Records for the task:
- - - - - - -
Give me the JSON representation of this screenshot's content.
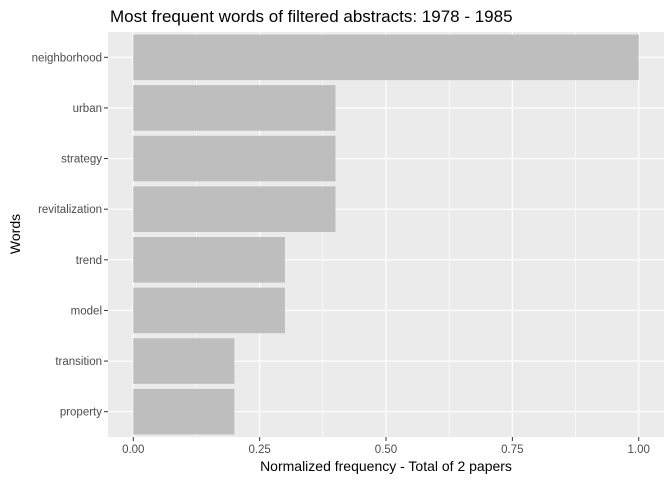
{
  "chart_data": {
    "type": "bar",
    "orientation": "horizontal",
    "title": "Most frequent words of filtered abstracts: 1978 - 1985",
    "xlabel": "Normalized frequency - Total of 2 papers",
    "ylabel": "Words",
    "categories": [
      "neighborhood",
      "urban",
      "strategy",
      "revitalization",
      "trend",
      "model",
      "transition",
      "property"
    ],
    "values": [
      1.0,
      0.4,
      0.4,
      0.4,
      0.3,
      0.3,
      0.2,
      0.2
    ],
    "xticks": [
      0,
      0.25,
      0.5,
      0.75,
      1.0
    ],
    "xtick_labels": [
      "0.00",
      "0.25",
      "0.50",
      "0.75",
      "1.00"
    ],
    "xlim": [
      -0.05,
      1.05
    ],
    "grid": true,
    "legend": "none",
    "colors": {
      "bar": "#bebebe",
      "panel": "#ebebeb",
      "grid": "#ffffff",
      "tick_text": "#4d4d4d",
      "tick_mark": "#333333"
    }
  }
}
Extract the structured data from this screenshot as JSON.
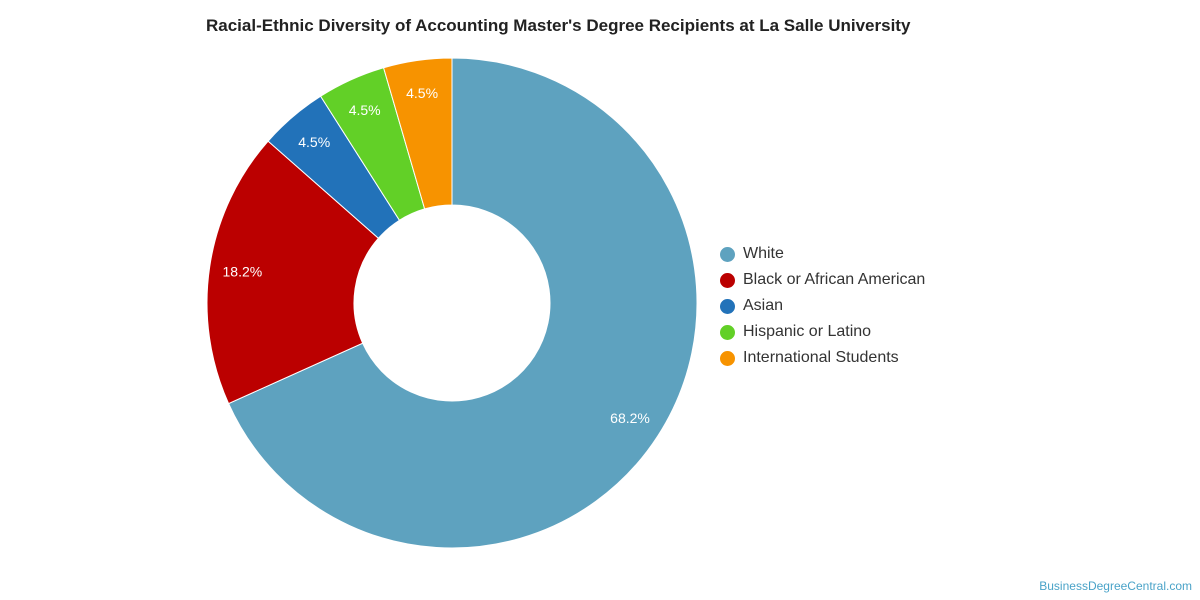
{
  "chart_data": {
    "type": "pie",
    "donut": true,
    "title": "Racial-Ethnic Diversity of Accounting Master's Degree Recipients at La Salle University",
    "unit": "%",
    "legend_position": "right",
    "series": [
      {
        "name": "White",
        "value": 68.2,
        "label": "68.2%",
        "color": "#5ea2bf"
      },
      {
        "name": "Black or African American",
        "value": 18.2,
        "label": "18.2%",
        "color": "#bb0000"
      },
      {
        "name": "Asian",
        "value": 4.5,
        "label": "4.5%",
        "color": "#2272b9"
      },
      {
        "name": "Hispanic or Latino",
        "value": 4.5,
        "label": "4.5%",
        "color": "#62d027"
      },
      {
        "name": "International Students",
        "value": 4.5,
        "label": "4.5%",
        "color": "#f79300"
      }
    ]
  },
  "footer": {
    "source": "BusinessDegreeCentral.com"
  }
}
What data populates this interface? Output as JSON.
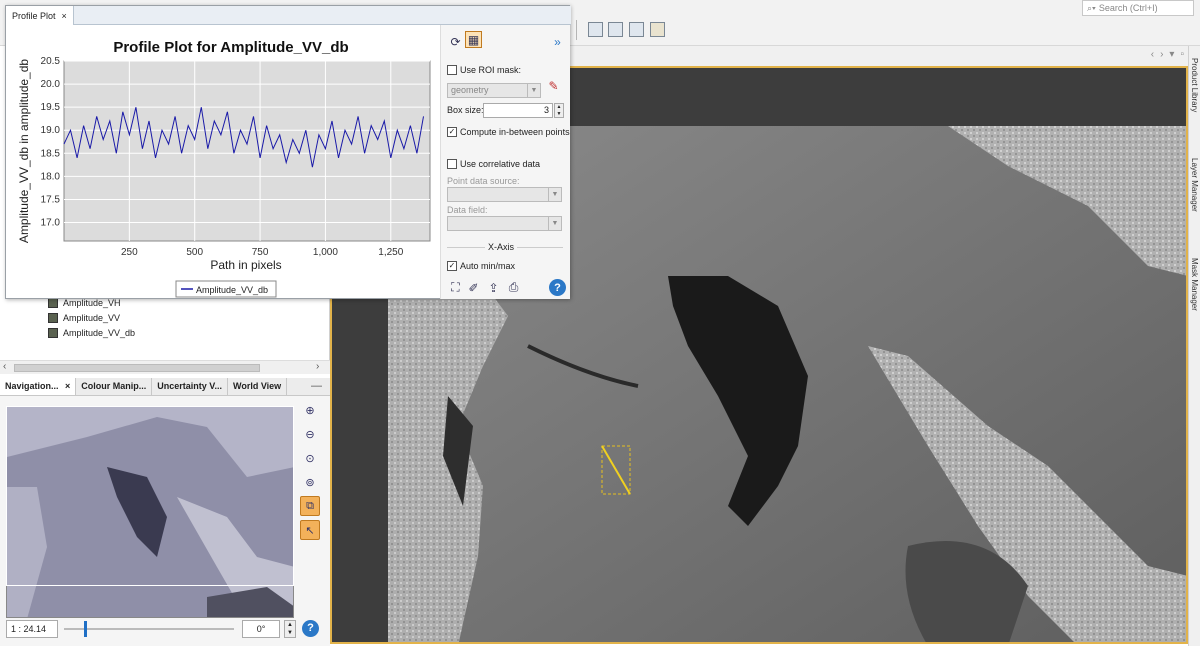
{
  "toolbar": {
    "search_placeholder": "Search (Ctrl+I)"
  },
  "profile_window": {
    "tab_label": "Profile Plot",
    "tab_close": "×",
    "collapse_label": "»",
    "chart_data": {
      "type": "line",
      "title": "Profile Plot for Amplitude_VV_db",
      "xlabel": "Path in pixels",
      "ylabel": "Amplitude_VV_db in amplitude_db",
      "x_ticks": [
        "250",
        "500",
        "750",
        "1,000",
        "1,250"
      ],
      "x_tick_values": [
        250,
        500,
        750,
        1000,
        1250
      ],
      "y_ticks": [
        "17.0",
        "17.5",
        "18.0",
        "18.5",
        "19.0",
        "19.5",
        "20.0",
        "20.5"
      ],
      "y_tick_values": [
        17.0,
        17.5,
        18.0,
        18.5,
        19.0,
        19.5,
        20.0,
        20.5
      ],
      "xlim": [
        0,
        1400
      ],
      "ylim": [
        16.6,
        20.5
      ],
      "grid": true,
      "legend_position": "bottom",
      "series": [
        {
          "name": "Amplitude_VV_db",
          "color": "#1a1aa8",
          "x": [
            0,
            25,
            50,
            75,
            100,
            125,
            150,
            175,
            200,
            225,
            250,
            275,
            300,
            325,
            350,
            375,
            400,
            425,
            450,
            475,
            500,
            525,
            550,
            575,
            600,
            625,
            650,
            675,
            700,
            725,
            750,
            775,
            800,
            825,
            850,
            875,
            900,
            925,
            950,
            975,
            1000,
            1025,
            1050,
            1075,
            1100,
            1125,
            1150,
            1175,
            1200,
            1225,
            1250,
            1275,
            1300,
            1325,
            1350,
            1375
          ],
          "y": [
            18.7,
            19.0,
            18.4,
            19.1,
            18.6,
            19.3,
            18.8,
            19.2,
            18.5,
            19.4,
            18.9,
            19.5,
            18.6,
            19.2,
            18.4,
            19.0,
            18.7,
            19.3,
            18.5,
            19.1,
            18.8,
            19.5,
            18.6,
            19.2,
            18.9,
            19.4,
            18.5,
            19.0,
            18.7,
            19.3,
            18.4,
            19.1,
            18.6,
            18.9,
            18.3,
            18.8,
            18.5,
            19.0,
            18.2,
            18.9,
            18.6,
            19.2,
            18.4,
            19.0,
            18.7,
            19.3,
            18.5,
            19.1,
            18.8,
            19.2,
            18.4,
            19.0,
            18.6,
            19.1,
            18.5,
            19.3
          ]
        }
      ]
    },
    "side_panel": {
      "use_roi_mask": "Use ROI mask:",
      "roi_mask_value": "geometry",
      "box_size_label": "Box size:",
      "box_size_value": "3",
      "compute_between": "Compute in-between points",
      "use_correlative": "Use correlative data",
      "point_source_label": "Point data source:",
      "data_field_label": "Data field:",
      "x_axis_label": "X-Axis",
      "auto_minmax": "Auto min/max",
      "help": "?"
    }
  },
  "product_tree": {
    "items": [
      "Amplitude_VH",
      "Amplitude_VV",
      "Amplitude_VV_db"
    ]
  },
  "navigation": {
    "tabs": [
      "Navigation...",
      "Colour Manip...",
      "Uncertainty V...",
      "World View"
    ],
    "tab_close": "×",
    "minimize": "—",
    "scale_value": "1 : 24.14",
    "angle_value": "0°",
    "help": "?"
  },
  "right_panel": {
    "tabs": [
      "Product Library",
      "Layer Manager",
      "Mask Manager"
    ]
  },
  "colors": {
    "view_border": "#e2b34a",
    "selected_tool": "#f3b15a",
    "line_series": "#1a1aa8"
  }
}
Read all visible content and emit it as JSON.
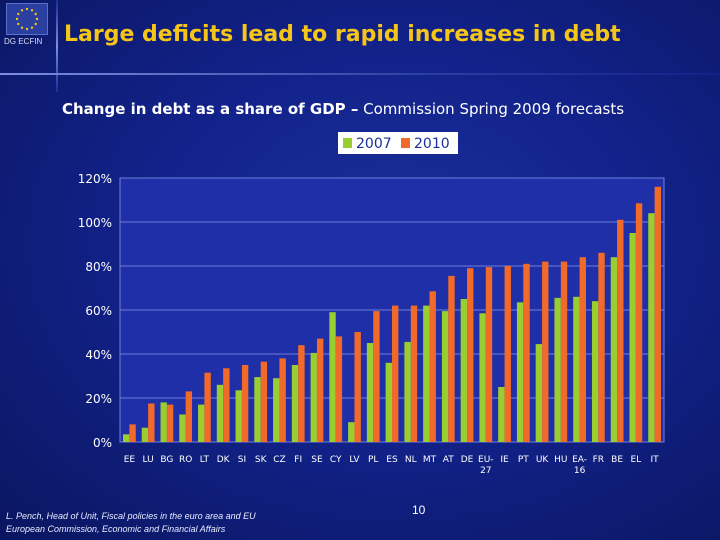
{
  "header": {
    "org_label": "DG ECFIN",
    "title": "Large deficits lead to rapid increases in debt"
  },
  "subtitle": {
    "bold_part": "Change in debt as a share of GDP –",
    "rest": "Commission Spring 2009 forecasts"
  },
  "footer": {
    "author_line1": "L. Pench, Head of Unit, Fiscal policies in the euro area and EU",
    "author_line2": "European Commission, Economic and Financial Affairs",
    "page_number": "10"
  },
  "colors": {
    "series_2007": "#9acd32",
    "series_2010": "#f26a2a",
    "plot_bg": "#1f2fa8",
    "grid": "#6f7fd8",
    "axis_text": "#ffffff"
  },
  "chart_data": {
    "type": "bar",
    "title": "",
    "xlabel": "",
    "ylabel": "",
    "ylim": [
      0,
      120
    ],
    "y_ticks": [
      0,
      20,
      40,
      60,
      80,
      100,
      120
    ],
    "y_tick_labels": [
      "0%",
      "20%",
      "40%",
      "60%",
      "80%",
      "100%",
      "120%"
    ],
    "legend_position": "top-center",
    "categories": [
      "EE",
      "LU",
      "BG",
      "RO",
      "LT",
      "DK",
      "SI",
      "SK",
      "CZ",
      "FI",
      "SE",
      "CY",
      "LV",
      "PL",
      "ES",
      "NL",
      "MT",
      "AT",
      "DE",
      "EU-27",
      "IE",
      "PT",
      "UK",
      "HU",
      "EA-16",
      "FR",
      "BE",
      "EL",
      "IT"
    ],
    "series": [
      {
        "name": "2007",
        "values": [
          3.5,
          6.5,
          18,
          12.5,
          17,
          26,
          23.5,
          29.5,
          29,
          35,
          40.5,
          59,
          9,
          45,
          36,
          45.5,
          62,
          59.5,
          65,
          58.5,
          25,
          63.5,
          44.5,
          65.5,
          66,
          64,
          84,
          95,
          104
        ]
      },
      {
        "name": "2010",
        "values": [
          8,
          17.5,
          17,
          23,
          31.5,
          33.5,
          35,
          36.5,
          38,
          44,
          47,
          48,
          50,
          59.5,
          62,
          62,
          68.5,
          75.5,
          79,
          79.5,
          80,
          81,
          82,
          82,
          84,
          86,
          101,
          108.5,
          116
        ]
      }
    ]
  }
}
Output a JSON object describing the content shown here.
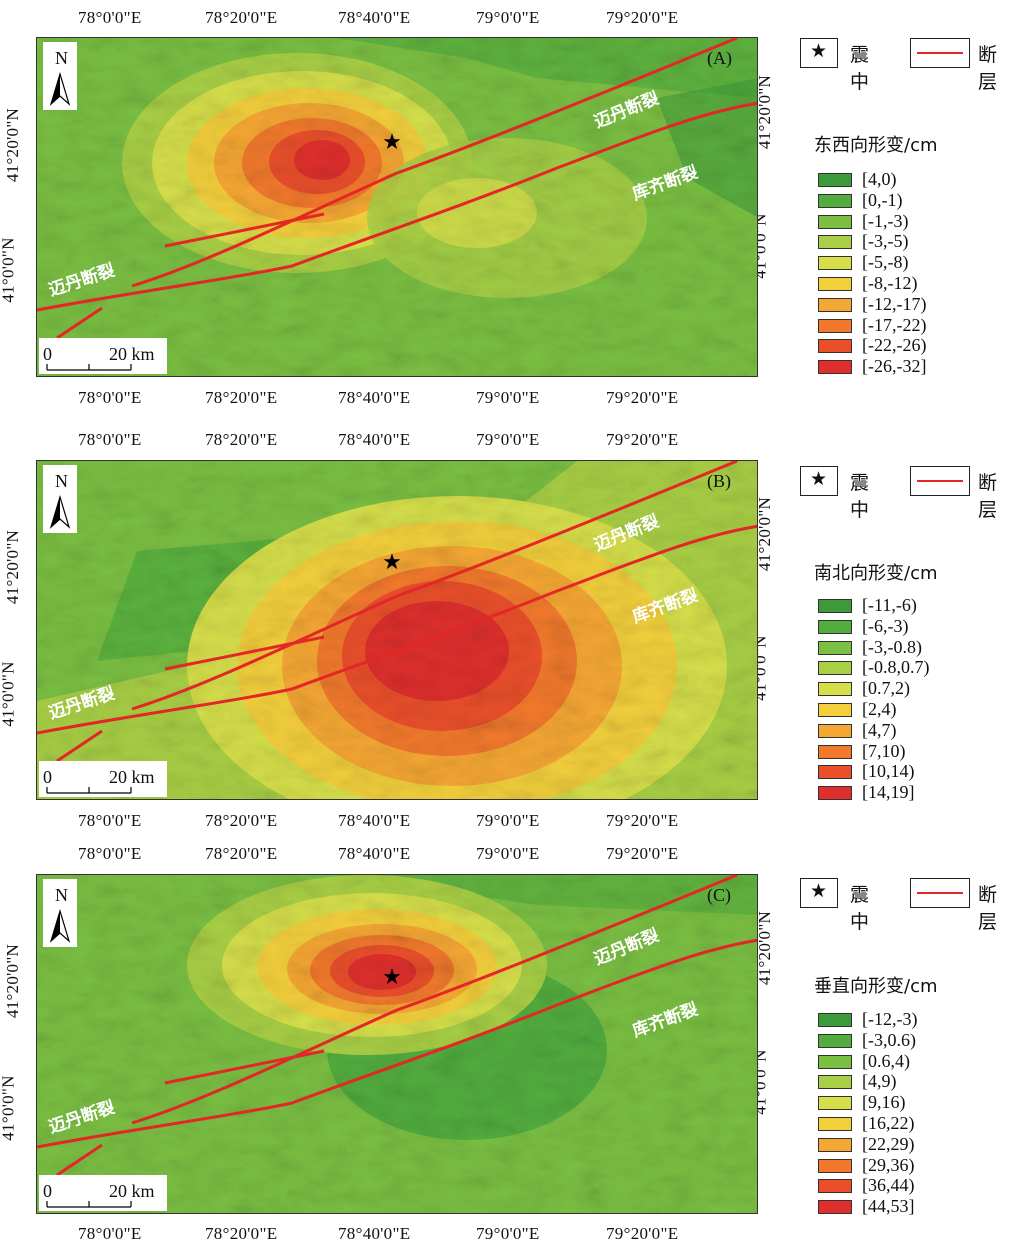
{
  "lon_ticks": [
    "78°0'0\"E",
    "78°20'0\"E",
    "78°40'0\"E",
    "79°0'0\"E",
    "79°20'0\"E"
  ],
  "lat_ticks": [
    "41°20'0\"N",
    "41°0'0\"N"
  ],
  "north_label": "N",
  "scale": {
    "zero": "0",
    "dist": "20 km"
  },
  "faults": {
    "maidan": "迈丹断裂",
    "kuqi": "库齐断裂"
  },
  "legend_common": {
    "epicenter": "震中",
    "fault": "断层",
    "epicenter_symbol": "★"
  },
  "panels": [
    {
      "id": "A",
      "label": "(A)",
      "title": "东西向形变/cm",
      "classes": [
        {
          "range": "[4,0)",
          "color": "#3c9a3a"
        },
        {
          "range": "[0,-1)",
          "color": "#52ad3e"
        },
        {
          "range": "[-1,-3)",
          "color": "#7abf42"
        },
        {
          "range": "[-3,-5)",
          "color": "#a8cf45"
        },
        {
          "range": "[-5,-8)",
          "color": "#d6df4a"
        },
        {
          "range": "[-8,-12)",
          "color": "#f3cf3c"
        },
        {
          "range": "[-12,-17)",
          "color": "#f5a733"
        },
        {
          "range": "[-17,-22)",
          "color": "#f2792c"
        },
        {
          "range": "[-22,-26)",
          "color": "#ea4f2a"
        },
        {
          "range": "[-26,-32]",
          "color": "#df2f2d"
        }
      ]
    },
    {
      "id": "B",
      "label": "(B)",
      "title": "南北向形变/cm",
      "classes": [
        {
          "range": "[-11,-6)",
          "color": "#3c9a3a"
        },
        {
          "range": "[-6,-3)",
          "color": "#52ad3e"
        },
        {
          "range": "[-3,-0.8)",
          "color": "#7abf42"
        },
        {
          "range": "[-0.8,0.7)",
          "color": "#a8cf45"
        },
        {
          "range": "[0.7,2)",
          "color": "#d6df4a"
        },
        {
          "range": "[2,4)",
          "color": "#f3cf3c"
        },
        {
          "range": "[4,7)",
          "color": "#f5a733"
        },
        {
          "range": "[7,10)",
          "color": "#f2792c"
        },
        {
          "range": "[10,14)",
          "color": "#ea4f2a"
        },
        {
          "range": "[14,19]",
          "color": "#df2f2d"
        }
      ]
    },
    {
      "id": "C",
      "label": "(C)",
      "title": "垂直向形变/cm",
      "classes": [
        {
          "range": "[-12,-3)",
          "color": "#3c9a3a"
        },
        {
          "range": "[-3,0.6)",
          "color": "#52ad3e"
        },
        {
          "range": "[0.6,4)",
          "color": "#7abf42"
        },
        {
          "range": "[4,9)",
          "color": "#a8cf45"
        },
        {
          "range": "[9,16)",
          "color": "#d6df4a"
        },
        {
          "range": "[16,22)",
          "color": "#f3cf3c"
        },
        {
          "range": "[22,29)",
          "color": "#f5a733"
        },
        {
          "range": "[29,36)",
          "color": "#f2792c"
        },
        {
          "range": "[36,44)",
          "color": "#ea4f2a"
        },
        {
          "range": "[44,53]",
          "color": "#df2f2d"
        }
      ]
    }
  ]
}
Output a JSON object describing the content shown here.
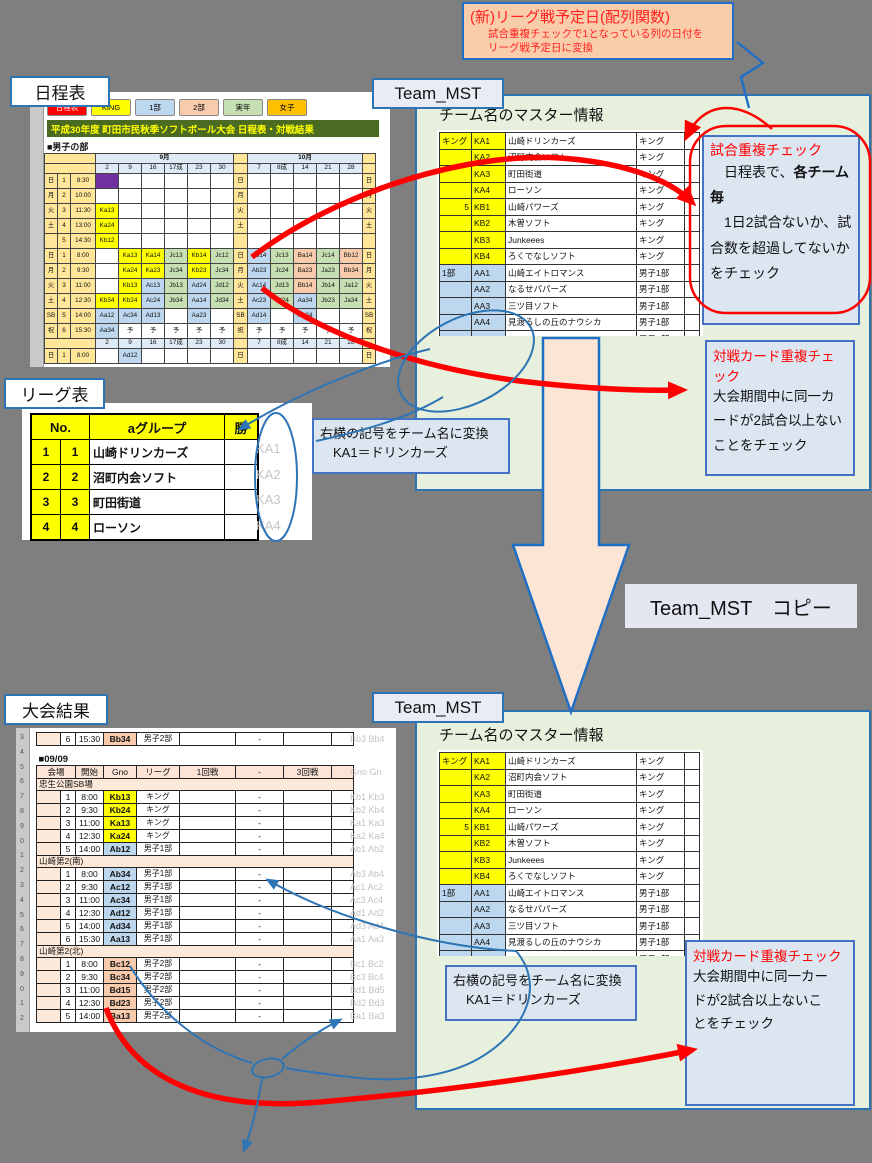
- - - - - - -
Given instruction: Copy out each line of the records where the string "xlabel" appears.

Exercise result:
    "xlabel": "Normalized frequency - Total of 2 papers",
      "xlabel": "Path in pixels",
    "xlabel": "",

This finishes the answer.